**SET TASK**
Reproduce exactly the lines below, starting with the line that contains "Output a JSON" and ending with the last line of the records, both included, and nothing else.

(Data extracted from a collection)
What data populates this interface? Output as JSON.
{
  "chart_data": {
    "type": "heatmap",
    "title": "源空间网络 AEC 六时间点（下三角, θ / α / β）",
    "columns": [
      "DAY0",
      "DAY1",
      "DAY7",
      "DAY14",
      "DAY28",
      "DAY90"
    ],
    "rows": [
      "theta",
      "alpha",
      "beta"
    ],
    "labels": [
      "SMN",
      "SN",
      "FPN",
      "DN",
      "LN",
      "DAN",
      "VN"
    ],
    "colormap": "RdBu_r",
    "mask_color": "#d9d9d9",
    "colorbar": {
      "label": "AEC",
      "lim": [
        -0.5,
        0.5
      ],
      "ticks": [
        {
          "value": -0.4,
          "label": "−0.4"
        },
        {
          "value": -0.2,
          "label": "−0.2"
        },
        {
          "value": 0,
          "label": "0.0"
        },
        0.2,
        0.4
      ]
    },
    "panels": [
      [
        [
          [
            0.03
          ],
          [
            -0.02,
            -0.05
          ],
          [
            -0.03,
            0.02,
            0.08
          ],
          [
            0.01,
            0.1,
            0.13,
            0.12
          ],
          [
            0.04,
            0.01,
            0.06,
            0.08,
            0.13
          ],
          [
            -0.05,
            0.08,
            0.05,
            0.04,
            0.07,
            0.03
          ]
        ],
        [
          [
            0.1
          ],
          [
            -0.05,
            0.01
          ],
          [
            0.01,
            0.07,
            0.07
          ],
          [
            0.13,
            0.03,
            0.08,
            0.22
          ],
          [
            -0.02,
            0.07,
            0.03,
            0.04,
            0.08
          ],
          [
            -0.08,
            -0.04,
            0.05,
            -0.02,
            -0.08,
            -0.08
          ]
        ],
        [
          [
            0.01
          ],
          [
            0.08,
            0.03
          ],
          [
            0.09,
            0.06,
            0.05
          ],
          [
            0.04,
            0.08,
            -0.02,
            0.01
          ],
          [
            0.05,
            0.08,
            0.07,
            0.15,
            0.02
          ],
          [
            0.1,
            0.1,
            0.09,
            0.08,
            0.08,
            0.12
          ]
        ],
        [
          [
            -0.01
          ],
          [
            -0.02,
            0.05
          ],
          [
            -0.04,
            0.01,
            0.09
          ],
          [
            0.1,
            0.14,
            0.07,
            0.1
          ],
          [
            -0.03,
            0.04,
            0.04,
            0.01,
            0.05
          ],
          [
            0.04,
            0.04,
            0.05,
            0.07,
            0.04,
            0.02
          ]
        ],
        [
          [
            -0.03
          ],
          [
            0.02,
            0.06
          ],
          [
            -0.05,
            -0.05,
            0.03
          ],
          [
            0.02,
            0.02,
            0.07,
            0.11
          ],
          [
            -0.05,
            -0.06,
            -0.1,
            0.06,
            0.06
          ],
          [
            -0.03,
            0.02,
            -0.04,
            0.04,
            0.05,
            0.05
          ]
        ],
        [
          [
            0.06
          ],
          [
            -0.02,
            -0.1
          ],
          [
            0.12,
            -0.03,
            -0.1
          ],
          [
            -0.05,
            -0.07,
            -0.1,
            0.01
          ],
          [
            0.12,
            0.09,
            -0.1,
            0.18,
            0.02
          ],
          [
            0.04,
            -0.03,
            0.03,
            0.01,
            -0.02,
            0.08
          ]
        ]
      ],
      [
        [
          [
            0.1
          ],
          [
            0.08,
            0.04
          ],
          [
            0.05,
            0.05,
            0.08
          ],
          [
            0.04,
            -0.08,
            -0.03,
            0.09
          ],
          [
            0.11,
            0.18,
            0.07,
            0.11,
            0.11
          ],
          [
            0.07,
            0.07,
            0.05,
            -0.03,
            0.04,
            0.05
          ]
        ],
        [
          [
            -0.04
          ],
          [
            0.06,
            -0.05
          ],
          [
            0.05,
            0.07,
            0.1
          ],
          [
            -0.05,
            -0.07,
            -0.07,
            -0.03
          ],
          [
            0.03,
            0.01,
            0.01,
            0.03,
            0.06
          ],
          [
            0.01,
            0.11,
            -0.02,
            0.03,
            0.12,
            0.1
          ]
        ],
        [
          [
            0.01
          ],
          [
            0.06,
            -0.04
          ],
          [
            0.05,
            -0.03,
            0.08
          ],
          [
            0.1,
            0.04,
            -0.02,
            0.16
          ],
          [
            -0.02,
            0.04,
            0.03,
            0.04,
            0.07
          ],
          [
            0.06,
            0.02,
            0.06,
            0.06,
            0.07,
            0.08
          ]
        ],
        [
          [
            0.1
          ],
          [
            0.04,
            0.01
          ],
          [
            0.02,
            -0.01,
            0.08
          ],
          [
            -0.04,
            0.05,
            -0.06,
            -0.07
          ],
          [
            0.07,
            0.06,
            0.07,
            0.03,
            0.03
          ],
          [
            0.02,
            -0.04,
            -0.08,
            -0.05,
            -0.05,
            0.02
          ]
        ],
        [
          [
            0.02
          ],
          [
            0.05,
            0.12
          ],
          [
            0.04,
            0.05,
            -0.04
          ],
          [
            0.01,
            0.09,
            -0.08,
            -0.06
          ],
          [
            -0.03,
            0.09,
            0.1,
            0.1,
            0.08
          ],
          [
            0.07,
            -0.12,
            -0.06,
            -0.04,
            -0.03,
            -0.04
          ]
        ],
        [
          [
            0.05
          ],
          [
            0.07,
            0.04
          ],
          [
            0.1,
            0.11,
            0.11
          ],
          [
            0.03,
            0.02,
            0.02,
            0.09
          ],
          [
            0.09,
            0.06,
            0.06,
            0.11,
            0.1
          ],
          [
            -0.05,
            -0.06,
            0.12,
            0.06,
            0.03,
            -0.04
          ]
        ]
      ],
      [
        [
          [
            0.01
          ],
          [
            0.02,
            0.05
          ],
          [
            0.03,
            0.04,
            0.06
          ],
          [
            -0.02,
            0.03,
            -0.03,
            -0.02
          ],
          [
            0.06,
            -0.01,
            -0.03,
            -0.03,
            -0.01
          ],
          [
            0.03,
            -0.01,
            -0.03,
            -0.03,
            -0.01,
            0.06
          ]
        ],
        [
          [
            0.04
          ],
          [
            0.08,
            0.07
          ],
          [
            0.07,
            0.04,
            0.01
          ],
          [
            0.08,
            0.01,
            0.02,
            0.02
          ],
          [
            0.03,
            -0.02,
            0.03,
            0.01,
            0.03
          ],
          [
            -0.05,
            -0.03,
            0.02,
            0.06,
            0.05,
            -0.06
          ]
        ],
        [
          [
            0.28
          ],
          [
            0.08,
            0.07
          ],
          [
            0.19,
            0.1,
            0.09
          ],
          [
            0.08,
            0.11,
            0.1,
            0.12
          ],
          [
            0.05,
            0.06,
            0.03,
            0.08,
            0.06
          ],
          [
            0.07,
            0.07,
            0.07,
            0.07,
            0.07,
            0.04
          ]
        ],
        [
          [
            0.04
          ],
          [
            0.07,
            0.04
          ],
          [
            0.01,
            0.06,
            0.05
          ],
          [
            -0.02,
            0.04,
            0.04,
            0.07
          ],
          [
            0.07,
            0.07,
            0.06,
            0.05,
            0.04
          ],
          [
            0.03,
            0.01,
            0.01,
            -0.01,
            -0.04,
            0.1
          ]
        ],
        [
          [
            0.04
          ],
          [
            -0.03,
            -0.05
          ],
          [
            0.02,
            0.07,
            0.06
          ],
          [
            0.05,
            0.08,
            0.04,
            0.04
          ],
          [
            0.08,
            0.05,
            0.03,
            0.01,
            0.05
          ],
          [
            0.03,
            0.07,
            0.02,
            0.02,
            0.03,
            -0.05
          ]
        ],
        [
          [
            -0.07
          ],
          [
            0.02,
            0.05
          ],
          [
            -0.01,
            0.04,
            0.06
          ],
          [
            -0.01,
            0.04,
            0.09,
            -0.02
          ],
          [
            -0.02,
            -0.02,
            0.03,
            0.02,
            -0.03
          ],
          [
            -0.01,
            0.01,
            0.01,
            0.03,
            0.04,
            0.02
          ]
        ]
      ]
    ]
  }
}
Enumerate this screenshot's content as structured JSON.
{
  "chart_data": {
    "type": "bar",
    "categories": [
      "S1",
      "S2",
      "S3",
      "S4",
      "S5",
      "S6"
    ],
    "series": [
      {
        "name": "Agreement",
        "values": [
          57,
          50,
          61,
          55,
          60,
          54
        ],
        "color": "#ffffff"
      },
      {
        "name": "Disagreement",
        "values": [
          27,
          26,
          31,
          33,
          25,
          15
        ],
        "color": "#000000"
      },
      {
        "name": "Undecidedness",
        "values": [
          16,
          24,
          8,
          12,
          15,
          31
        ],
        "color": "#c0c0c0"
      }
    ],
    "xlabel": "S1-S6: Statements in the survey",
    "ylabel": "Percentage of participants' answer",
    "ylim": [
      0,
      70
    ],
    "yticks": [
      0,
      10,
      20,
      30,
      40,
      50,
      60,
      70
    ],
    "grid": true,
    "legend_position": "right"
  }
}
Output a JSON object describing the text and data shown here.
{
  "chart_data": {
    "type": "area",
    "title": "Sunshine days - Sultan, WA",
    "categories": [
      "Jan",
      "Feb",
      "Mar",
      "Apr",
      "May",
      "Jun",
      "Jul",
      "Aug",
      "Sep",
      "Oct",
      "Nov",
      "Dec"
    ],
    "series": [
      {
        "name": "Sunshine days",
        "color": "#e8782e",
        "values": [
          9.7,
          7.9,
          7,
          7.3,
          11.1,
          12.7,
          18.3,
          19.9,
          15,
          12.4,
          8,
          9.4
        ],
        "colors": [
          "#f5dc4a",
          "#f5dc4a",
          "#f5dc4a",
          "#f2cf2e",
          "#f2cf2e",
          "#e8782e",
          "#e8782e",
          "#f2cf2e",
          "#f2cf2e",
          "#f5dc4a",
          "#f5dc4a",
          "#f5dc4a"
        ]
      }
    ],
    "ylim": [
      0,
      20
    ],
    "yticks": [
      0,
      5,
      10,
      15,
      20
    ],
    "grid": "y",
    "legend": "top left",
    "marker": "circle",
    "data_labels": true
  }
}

**COMPLETE RESPONSE**
Output a JSON object describing the text and data shown here.
{
  "chart_data": {
    "type": "area",
    "title": "Sunshine days - Sultan, WA",
    "categories": [
      "Jan",
      "Feb",
      "Mar",
      "Apr",
      "May",
      "Jun",
      "Jul",
      "Aug",
      "Sep",
      "Oct",
      "Nov",
      "Dec"
    ],
    "series": [
      {
        "name": "Sunshine days",
        "color": "#e8782e",
        "values": [
          9.7,
          7.9,
          7,
          7.3,
          11.1,
          12.7,
          18.3,
          19.9,
          15,
          12.4,
          8,
          9.4
        ],
        "colors": [
          "#f5dc4a",
          "#f5dc4a",
          "#f5dc4a",
          "#f2cf2e",
          "#f2cf2e",
          "#e8782e",
          "#e8782e",
          "#f2cf2e",
          "#f2cf2e",
          "#f5dc4a",
          "#f5dc4a",
          "#f5dc4a"
        ]
      }
    ],
    "ylim": [
      0,
      20
    ],
    "yticks": [
      0,
      5,
      10,
      15,
      20
    ],
    "grid": "y",
    "legend": "top left",
    "marker": "circle",
    "data_labels": true
  }
}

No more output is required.